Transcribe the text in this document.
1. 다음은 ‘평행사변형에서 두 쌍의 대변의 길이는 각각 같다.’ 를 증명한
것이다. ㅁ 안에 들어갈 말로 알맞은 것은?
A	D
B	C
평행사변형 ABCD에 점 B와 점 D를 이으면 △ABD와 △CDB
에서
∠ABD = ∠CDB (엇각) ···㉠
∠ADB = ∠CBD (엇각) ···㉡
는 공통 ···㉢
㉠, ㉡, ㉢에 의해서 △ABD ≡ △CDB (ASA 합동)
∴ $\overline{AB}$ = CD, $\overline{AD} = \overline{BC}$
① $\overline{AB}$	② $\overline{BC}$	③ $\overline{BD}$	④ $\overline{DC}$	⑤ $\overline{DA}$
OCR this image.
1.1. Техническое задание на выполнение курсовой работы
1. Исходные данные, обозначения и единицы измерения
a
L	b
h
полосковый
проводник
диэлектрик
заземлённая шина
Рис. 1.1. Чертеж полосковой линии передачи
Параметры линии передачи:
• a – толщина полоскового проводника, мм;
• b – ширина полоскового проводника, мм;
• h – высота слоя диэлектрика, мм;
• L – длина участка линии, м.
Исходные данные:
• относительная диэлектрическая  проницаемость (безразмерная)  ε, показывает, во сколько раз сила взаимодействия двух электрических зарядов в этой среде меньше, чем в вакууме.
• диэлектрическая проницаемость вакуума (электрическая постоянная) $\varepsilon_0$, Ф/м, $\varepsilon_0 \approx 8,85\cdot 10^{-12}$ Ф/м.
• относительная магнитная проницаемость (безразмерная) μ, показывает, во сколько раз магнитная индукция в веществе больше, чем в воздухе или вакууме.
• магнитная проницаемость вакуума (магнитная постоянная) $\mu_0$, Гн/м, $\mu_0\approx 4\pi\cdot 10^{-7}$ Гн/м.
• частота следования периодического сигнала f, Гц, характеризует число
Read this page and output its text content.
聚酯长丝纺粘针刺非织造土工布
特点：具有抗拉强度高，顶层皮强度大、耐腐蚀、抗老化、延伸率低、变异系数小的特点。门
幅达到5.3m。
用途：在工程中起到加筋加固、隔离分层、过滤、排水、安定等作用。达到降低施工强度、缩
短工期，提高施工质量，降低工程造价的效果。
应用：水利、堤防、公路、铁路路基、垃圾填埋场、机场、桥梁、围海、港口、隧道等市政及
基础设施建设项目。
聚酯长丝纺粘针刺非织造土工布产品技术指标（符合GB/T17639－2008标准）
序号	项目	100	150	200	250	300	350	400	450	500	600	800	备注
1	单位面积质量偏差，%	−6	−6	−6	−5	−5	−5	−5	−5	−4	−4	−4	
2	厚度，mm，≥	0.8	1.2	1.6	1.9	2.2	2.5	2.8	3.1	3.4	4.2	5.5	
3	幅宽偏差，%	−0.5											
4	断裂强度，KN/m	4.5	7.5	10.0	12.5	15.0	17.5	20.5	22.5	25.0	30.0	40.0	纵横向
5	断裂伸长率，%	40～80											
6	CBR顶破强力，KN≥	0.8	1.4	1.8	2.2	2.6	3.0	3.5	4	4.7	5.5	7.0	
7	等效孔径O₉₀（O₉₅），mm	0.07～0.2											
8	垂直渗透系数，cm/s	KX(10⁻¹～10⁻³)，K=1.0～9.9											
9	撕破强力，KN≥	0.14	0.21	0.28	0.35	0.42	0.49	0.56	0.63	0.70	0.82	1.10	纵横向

··········

**WHAT YOU HAVE TO DO:**
Repeat the material above in full, exactly as it stands.

**TASK ANSWER:**
Transcribe the text in this document.
1. 다음은 ‘평행사변형에서 두 쌍의 대변의 길이는 각각 같다.’ 를 증명한
것이다. ㅁ 안에 들어갈 말로 알맞은 것은?
A	D
B	C
평행사변형 ABCD에 점 B와 점 D를 이으면 △ABD와 △CDB
에서
∠ABD = ∠CDB (엇각) ···㉠
∠ADB = ∠CBD (엇각) ···㉡
는 공통 ···㉢
㉠, ㉡, ㉢에 의해서 △ABD ≡ △CDB (ASA 합동)
∴ $\overline{AB}$ = CD, $\overline{AD} = \overline{BC}$
① $\overline{AB}$	② $\overline{BC}$	③ $\overline{BD}$	④ $\overline{DC}$	⑤ $\overline{DA}$
OCR this image.
1.1. Техническое задание на выполнение курсовой работы
1. Исходные данные, обозначения и единицы измерения
a
L	b
h
полосковый
проводник
диэлектрик
заземлённая шина
Рис. 1.1. Чертеж полосковой линии передачи
Параметры линии передачи:
• a – толщина полоскового проводника, мм;
• b – ширина полоскового проводника, мм;
• h – высота слоя диэлектрика, мм;
• L – длина участка линии, м.
Исходные данные:
• относительная диэлектрическая  проницаемость (безразмерная)  ε, показывает, во сколько раз сила взаимодействия двух электрических зарядов в этой среде меньше, чем в вакууме.
• диэлектрическая проницаемость вакуума (электрическая постоянная) $\varepsilon_0$, Ф/м, $\varepsilon_0 \approx 8,85\cdot 10^{-12}$ Ф/м.
• относительная магнитная проницаемость (безразмерная) μ, показывает, во сколько раз магнитная индукция в веществе больше, чем в воздухе или вакууме.
• магнитная проницаемость вакуума (магнитная постоянная) $\mu_0$, Гн/м, $\mu_0\approx 4\pi\cdot 10^{-7}$ Гн/м.
• частота следования периодического сигнала f, Гц, характеризует число
Read this page and output its text content.
聚酯长丝纺粘针刺非织造土工布
特点：具有抗拉强度高，顶层皮强度大、耐腐蚀、抗老化、延伸率低、变异系数小的特点。门
幅达到5.3m。
用途：在工程中起到加筋加固、隔离分层、过滤、排水、安定等作用。达到降低施工强度、缩
短工期，提高施工质量，降低工程造价的效果。
应用：水利、堤防、公路、铁路路基、垃圾填埋场、机场、桥梁、围海、港口、隧道等市政及
基础设施建设项目。
聚酯长丝纺粘针刺非织造土工布产品技术指标（符合GB/T17639－2008标准）
序号	项目	100	150	200	250	300	350	400	450	500	600	800	备注
1	单位面积质量偏差，%	−6	−6	−6	−5	−5	−5	−5	−5	−4	−4	−4	
2	厚度，mm，≥	0.8	1.2	1.6	1.9	2.2	2.5	2.8	3.1	3.4	4.2	5.5	
3	幅宽偏差，%	−0.5											
4	断裂强度，KN/m	4.5	7.5	10.0	12.5	15.0	17.5	20.5	22.5	25.0	30.0	40.0	纵横向
5	断裂伸长率，%	40～80											
6	CBR顶破强力，KN≥	0.8	1.4	1.8	2.2	2.6	3.0	3.5	4	4.7	5.5	7.0	
7	等效孔径O₉₀（O₉₅），mm	0.07～0.2											
8	垂直渗透系数，cm/s	KX(10⁻¹～10⁻³)，K=1.0～9.9											
9	撕破强力，KN≥	0.14	0.21	0.28	0.35	0.42	0.49	0.56	0.63	0.70	0.82	1.10	纵横向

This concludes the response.